◆ **What you need to do**:
In the entries below, count each line holding the word "stock". Answer with the total alone.

** Start of Provided records **

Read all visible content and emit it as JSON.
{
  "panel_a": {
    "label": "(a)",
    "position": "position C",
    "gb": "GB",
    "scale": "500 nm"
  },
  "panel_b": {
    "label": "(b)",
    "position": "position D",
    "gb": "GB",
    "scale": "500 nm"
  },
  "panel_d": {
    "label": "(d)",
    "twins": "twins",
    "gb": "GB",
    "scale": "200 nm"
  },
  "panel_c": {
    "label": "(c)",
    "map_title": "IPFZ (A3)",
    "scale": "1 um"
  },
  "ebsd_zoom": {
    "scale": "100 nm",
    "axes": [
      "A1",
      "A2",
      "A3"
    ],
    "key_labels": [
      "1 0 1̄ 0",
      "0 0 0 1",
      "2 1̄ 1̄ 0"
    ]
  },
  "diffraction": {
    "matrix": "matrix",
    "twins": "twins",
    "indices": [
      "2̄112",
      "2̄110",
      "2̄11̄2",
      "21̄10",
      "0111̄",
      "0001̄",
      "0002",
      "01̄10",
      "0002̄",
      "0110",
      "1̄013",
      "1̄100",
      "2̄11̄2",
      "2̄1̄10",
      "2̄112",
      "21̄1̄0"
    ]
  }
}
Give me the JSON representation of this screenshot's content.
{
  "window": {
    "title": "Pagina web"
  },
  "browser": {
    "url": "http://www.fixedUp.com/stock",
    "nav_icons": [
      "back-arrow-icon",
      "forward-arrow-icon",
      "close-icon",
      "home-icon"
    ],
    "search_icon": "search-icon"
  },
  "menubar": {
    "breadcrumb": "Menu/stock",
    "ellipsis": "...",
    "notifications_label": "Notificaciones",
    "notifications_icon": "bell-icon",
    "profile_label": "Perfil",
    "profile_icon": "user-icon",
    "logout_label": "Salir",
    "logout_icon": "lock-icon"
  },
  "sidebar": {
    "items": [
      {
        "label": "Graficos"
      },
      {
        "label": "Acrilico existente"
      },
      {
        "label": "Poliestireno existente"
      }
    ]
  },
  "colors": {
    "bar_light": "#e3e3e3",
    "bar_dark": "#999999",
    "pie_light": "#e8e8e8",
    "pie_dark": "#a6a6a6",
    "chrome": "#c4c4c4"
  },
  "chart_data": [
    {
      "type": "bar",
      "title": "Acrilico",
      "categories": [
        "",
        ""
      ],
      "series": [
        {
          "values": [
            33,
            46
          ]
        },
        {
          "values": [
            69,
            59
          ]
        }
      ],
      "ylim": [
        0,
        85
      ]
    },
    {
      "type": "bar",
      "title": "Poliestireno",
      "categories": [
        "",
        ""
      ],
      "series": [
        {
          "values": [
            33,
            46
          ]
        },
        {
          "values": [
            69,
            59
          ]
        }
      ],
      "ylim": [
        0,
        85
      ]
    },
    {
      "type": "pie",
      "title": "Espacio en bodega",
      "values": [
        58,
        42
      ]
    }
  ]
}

** End of Provided records **

◆ **Right answer**:
2